Task brief:
Output the data below in full, byte for byte. Nothing may differ.

Rows:
▼

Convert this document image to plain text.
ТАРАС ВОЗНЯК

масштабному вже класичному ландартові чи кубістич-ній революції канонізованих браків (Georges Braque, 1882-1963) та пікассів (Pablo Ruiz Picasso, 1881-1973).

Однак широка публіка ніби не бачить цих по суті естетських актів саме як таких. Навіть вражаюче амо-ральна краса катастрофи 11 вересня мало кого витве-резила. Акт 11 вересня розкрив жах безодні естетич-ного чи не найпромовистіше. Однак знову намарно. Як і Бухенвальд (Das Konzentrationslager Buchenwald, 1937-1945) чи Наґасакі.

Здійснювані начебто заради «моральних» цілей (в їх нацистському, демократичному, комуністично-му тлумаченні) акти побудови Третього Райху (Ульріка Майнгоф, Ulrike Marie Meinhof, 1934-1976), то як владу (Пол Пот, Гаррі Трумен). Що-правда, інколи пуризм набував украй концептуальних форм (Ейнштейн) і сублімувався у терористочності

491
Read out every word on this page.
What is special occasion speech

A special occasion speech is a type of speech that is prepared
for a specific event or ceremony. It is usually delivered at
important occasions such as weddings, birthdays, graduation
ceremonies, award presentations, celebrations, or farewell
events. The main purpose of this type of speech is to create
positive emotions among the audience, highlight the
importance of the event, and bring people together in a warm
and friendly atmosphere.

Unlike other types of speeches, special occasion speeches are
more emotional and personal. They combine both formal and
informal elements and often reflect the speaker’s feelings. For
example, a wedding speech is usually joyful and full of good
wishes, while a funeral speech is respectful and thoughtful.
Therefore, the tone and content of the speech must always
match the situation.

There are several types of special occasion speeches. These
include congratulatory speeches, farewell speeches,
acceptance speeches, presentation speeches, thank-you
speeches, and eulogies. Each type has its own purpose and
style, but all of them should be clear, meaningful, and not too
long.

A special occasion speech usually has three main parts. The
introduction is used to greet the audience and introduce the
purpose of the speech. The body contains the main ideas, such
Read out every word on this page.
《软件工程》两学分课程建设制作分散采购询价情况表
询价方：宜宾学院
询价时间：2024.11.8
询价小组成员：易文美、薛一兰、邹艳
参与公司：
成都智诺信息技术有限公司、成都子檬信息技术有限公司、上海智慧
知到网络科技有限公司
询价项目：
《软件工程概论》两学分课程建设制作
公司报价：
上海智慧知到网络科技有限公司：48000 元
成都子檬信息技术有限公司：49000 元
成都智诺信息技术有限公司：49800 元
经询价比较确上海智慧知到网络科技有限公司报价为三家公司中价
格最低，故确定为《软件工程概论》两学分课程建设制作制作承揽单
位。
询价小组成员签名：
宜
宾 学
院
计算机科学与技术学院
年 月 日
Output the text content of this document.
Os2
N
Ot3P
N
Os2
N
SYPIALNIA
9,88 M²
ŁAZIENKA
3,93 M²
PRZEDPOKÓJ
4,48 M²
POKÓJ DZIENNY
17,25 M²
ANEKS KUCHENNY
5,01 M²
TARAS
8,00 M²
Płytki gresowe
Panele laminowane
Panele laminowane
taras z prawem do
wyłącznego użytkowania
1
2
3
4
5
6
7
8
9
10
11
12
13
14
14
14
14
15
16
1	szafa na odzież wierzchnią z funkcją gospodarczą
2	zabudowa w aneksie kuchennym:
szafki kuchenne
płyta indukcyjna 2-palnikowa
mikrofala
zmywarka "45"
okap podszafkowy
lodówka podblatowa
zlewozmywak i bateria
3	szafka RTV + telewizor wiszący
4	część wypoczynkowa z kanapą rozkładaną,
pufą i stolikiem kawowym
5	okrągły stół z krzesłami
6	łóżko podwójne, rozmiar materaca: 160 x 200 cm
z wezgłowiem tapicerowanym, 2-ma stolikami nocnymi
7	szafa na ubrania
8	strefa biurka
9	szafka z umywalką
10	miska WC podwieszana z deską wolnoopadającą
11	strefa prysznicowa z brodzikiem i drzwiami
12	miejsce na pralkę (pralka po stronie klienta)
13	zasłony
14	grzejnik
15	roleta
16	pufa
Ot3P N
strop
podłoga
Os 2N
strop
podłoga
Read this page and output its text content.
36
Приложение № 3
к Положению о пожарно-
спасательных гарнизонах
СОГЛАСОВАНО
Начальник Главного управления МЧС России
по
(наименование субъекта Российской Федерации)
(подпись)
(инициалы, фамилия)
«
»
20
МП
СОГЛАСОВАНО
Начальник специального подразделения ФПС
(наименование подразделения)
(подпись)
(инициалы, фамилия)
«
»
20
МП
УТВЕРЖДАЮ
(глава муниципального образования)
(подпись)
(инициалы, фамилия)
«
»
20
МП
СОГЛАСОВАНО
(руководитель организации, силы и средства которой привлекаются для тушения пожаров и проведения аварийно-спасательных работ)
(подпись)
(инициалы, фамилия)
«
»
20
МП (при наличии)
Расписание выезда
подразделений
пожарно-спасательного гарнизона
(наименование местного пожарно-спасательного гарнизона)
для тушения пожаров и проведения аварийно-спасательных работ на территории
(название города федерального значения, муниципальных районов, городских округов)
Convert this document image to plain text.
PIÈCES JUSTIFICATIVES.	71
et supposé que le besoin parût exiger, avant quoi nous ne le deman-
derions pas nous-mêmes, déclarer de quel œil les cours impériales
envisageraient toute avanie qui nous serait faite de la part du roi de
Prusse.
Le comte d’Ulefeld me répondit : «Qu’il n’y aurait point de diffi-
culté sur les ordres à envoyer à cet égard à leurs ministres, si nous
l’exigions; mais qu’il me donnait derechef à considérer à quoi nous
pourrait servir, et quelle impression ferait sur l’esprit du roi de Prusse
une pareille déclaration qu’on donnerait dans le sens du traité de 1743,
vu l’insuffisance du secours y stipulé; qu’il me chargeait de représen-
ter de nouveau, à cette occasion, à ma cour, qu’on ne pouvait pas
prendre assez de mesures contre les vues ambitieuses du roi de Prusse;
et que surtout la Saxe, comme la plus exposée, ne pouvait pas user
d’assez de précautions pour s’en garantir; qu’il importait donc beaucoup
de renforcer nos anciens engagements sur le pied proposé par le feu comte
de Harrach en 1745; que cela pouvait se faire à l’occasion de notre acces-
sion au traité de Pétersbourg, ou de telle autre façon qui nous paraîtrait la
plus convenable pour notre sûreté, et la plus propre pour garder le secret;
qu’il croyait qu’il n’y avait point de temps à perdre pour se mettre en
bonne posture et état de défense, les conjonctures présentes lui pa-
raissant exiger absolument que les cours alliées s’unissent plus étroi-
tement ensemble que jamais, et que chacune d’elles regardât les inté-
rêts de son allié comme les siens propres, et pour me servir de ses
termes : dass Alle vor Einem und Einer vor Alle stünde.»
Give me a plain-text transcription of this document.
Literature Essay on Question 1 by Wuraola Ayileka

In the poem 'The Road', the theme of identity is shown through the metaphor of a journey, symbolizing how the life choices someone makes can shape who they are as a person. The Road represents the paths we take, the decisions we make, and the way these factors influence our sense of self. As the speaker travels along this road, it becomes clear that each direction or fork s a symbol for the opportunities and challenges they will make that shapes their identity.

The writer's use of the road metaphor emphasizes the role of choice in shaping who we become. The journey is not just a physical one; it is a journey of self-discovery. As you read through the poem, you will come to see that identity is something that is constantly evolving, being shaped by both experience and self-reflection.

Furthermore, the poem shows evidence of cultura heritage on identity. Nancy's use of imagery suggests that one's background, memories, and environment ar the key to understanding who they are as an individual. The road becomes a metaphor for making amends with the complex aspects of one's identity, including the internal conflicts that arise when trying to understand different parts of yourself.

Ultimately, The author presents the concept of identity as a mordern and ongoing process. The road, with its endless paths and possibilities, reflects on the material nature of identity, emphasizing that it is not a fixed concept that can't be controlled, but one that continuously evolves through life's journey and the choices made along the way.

▲

Task result:
Convert this document image to plain text.
ТАРАС ВОЗНЯК

масштабному вже класичному ландартові чи кубістич-ній революції канонізованих браків (Georges Braque, 1882-1963) та пікассів (Pablo Ruiz Picasso, 1881-1973).

Однак широка публіка ніби не бачить цих по суті естетських актів саме як таких. Навіть вражаюче амо-ральна краса катастрофи 11 вересня мало кого витве-резила. Акт 11 вересня розкрив жах безодні естетич-ного чи не найпромовистіше. Однак знову намарно. Як і Бухенвальд (Das Konzentrationslager Buchenwald, 1937-1945) чи Наґасакі.

Здійснювані начебто заради «моральних» цілей (в їх нацистському, демократичному, комуністично-му тлумаченні) акти побудови Третього Райху (Ульріка Майнгоф, Ulrike Marie Meinhof, 1934-1976), то як владу (Пол Пот, Гаррі Трумен). Що-правда, інколи пуризм набував украй концептуальних форм (Ейнштейн) і сублімувався у терористочності

491
Read out every word on this page.
What is special occasion speech

A special occasion speech is a type of speech that is prepared
for a specific event or ceremony. It is usually delivered at
important occasions such as weddings, birthdays, graduation
ceremonies, award presentations, celebrations, or farewell
events. The main purpose of this type of speech is to create
positive emotions among the audience, highlight the
importance of the event, and bring people together in a warm
and friendly atmosphere.

Unlike other types of speeches, special occasion speeches are
more emotional and personal. They combine both formal and
informal elements and often reflect the speaker’s feelings. For
example, a wedding speech is usually joyful and full of good
wishes, while a funeral speech is respectful and thoughtful.
Therefore, the tone and content of the speech must always
match the situation.

There are several types of special occasion speeches. These
include congratulatory speeches, farewell speeches,
acceptance speeches, presentation speeches, thank-you
speeches, and eulogies. Each type has its own purpose and
style, but all of them should be clear, meaningful, and not too
long.

A special occasion speech usually has three main parts. The
introduction is used to greet the audience and introduce the
purpose of the speech. The body contains the main ideas, such
Read out every word on this page.
《软件工程》两学分课程建设制作分散采购询价情况表
询价方：宜宾学院
询价时间：2024.11.8
询价小组成员：易文美、薛一兰、邹艳
参与公司：
成都智诺信息技术有限公司、成都子檬信息技术有限公司、上海智慧
知到网络科技有限公司
询价项目：
《软件工程概论》两学分课程建设制作
公司报价：
上海智慧知到网络科技有限公司：48000 元
成都子檬信息技术有限公司：49000 元
成都智诺信息技术有限公司：49800 元
经询价比较确上海智慧知到网络科技有限公司报价为三家公司中价
格最低，故确定为《软件工程概论》两学分课程建设制作制作承揽单
位。
询价小组成员签名：
宜
宾 学
院
计算机科学与技术学院
年 月 日
Output the text content of this document.
Os2
N
Ot3P
N
Os2
N
SYPIALNIA
9,88 M²
ŁAZIENKA
3,93 M²
PRZEDPOKÓJ
4,48 M²
POKÓJ DZIENNY
17,25 M²
ANEKS KUCHENNY
5,01 M²
TARAS
8,00 M²
Płytki gresowe
Panele laminowane
Panele laminowane
taras z prawem do
wyłącznego użytkowania
1
2
3
4
5
6
7
8
9
10
11
12
13
14
14
14
14
15
16
1	szafa na odzież wierzchnią z funkcją gospodarczą
2	zabudowa w aneksie kuchennym:
szafki kuchenne
płyta indukcyjna 2-palnikowa
mikrofala
zmywarka "45"
okap podszafkowy
lodówka podblatowa
zlewozmywak i bateria
3	szafka RTV + telewizor wiszący
4	część wypoczynkowa z kanapą rozkładaną,
pufą i stolikiem kawowym
5	okrągły stół z krzesłami
6	łóżko podwójne, rozmiar materaca: 160 x 200 cm
z wezgłowiem tapicerowanym, 2-ma stolikami nocnymi
7	szafa na ubrania
8	strefa biurka
9	szafka z umywalką
10	miska WC podwieszana z deską wolnoopadającą
11	strefa prysznicowa z brodzikiem i drzwiami
12	miejsce na pralkę (pralka po stronie klienta)
13	zasłony
14	grzejnik
15	roleta
16	pufa
Ot3P N
strop
podłoga
Os 2N
strop
podłoga
Read this page and output its text content.
36
Приложение № 3
к Положению о пожарно-
спасательных гарнизонах
СОГЛАСОВАНО
Начальник Главного управления МЧС России
по
(наименование субъекта Российской Федерации)
(подпись)
(инициалы, фамилия)
«
»
20
МП
СОГЛАСОВАНО
Начальник специального подразделения ФПС
(наименование подразделения)
(подпись)
(инициалы, фамилия)
«
»
20
МП
УТВЕРЖДАЮ
(глава муниципального образования)
(подпись)
(инициалы, фамилия)
«
»
20
МП
СОГЛАСОВАНО
(руководитель организации, силы и средства которой привлекаются для тушения пожаров и проведения аварийно-спасательных работ)
(подпись)
(инициалы, фамилия)
«
»
20
МП (при наличии)
Расписание выезда
подразделений
пожарно-спасательного гарнизона
(наименование местного пожарно-спасательного гарнизона)
для тушения пожаров и проведения аварийно-спасательных работ на территории
(название города федерального значения, муниципальных районов, городских округов)
Convert this document image to plain text.
PIÈCES JUSTIFICATIVES.	71
et supposé que le besoin parût exiger, avant quoi nous ne le deman-
derions pas nous-mêmes, déclarer de quel œil les cours impériales
envisageraient toute avanie qui nous serait faite de la part du roi de
Prusse.
Le comte d’Ulefeld me répondit : «Qu’il n’y aurait point de diffi-
culté sur les ordres à envoyer à cet égard à leurs ministres, si nous
l’exigions; mais qu’il me donnait derechef à considérer à quoi nous
pourrait servir, et quelle impression ferait sur l’esprit du roi de Prusse
une pareille déclaration qu’on donnerait dans le sens du traité de 1743,
vu l’insuffisance du secours y stipulé; qu’il me chargeait de représen-
ter de nouveau, à cette occasion, à ma cour, qu’on ne pouvait pas
prendre assez de mesures contre les vues ambitieuses du roi de Prusse;
et que surtout la Saxe, comme la plus exposée, ne pouvait pas user
d’assez de précautions pour s’en garantir; qu’il importait donc beaucoup
de renforcer nos anciens engagements sur le pied proposé par le feu comte
de Harrach en 1745; que cela pouvait se faire à l’occasion de notre acces-
sion au traité de Pétersbourg, ou de telle autre façon qui nous paraîtrait la
plus convenable pour notre sûreté, et la plus propre pour garder le secret;
qu’il croyait qu’il n’y avait point de temps à perdre pour se mettre en
bonne posture et état de défense, les conjonctures présentes lui pa-
raissant exiger absolument que les cours alliées s’unissent plus étroi-
tement ensemble que jamais, et que chacune d’elles regardât les inté-
rêts de son allié comme les siens propres, et pour me servir de ses
termes : dass Alle vor Einem und Einer vor Alle stünde.»
Give me a plain-text transcription of this document.
Literature Essay on Question 1 by Wuraola Ayileka

In the poem 'The Road', the theme of identity is shown through the metaphor of a journey, symbolizing how the life choices someone makes can shape who they are as a person. The Road represents the paths we take, the decisions we make, and the way these factors influence our sense of self. As the speaker travels along this road, it becomes clear that each direction or fork s a symbol for the opportunities and challenges they will make that shapes their identity.

The writer's use of the road metaphor emphasizes the role of choice in shaping who we become. The journey is not just a physical one; it is a journey of self-discovery. As you read through the poem, you will come to see that identity is something that is constantly evolving, being shaped by both experience and self-reflection.

Furthermore, the poem shows evidence of cultura heritage on identity. Nancy's use of imagery suggests that one's background, memories, and environment ar the key to understanding who they are as an individual. The road becomes a metaphor for making amends with the complex aspects of one's identity, including the internal conflicts that arise when trying to understand different parts of yourself.

Ultimately, The author presents the concept of identity as a mordern and ongoing process. The road, with its endless paths and possibilities, reflects on the material nature of identity, emphasizing that it is not a fixed concept that can't be controlled, but one that continuously evolves through life's journey and the choices made along the way.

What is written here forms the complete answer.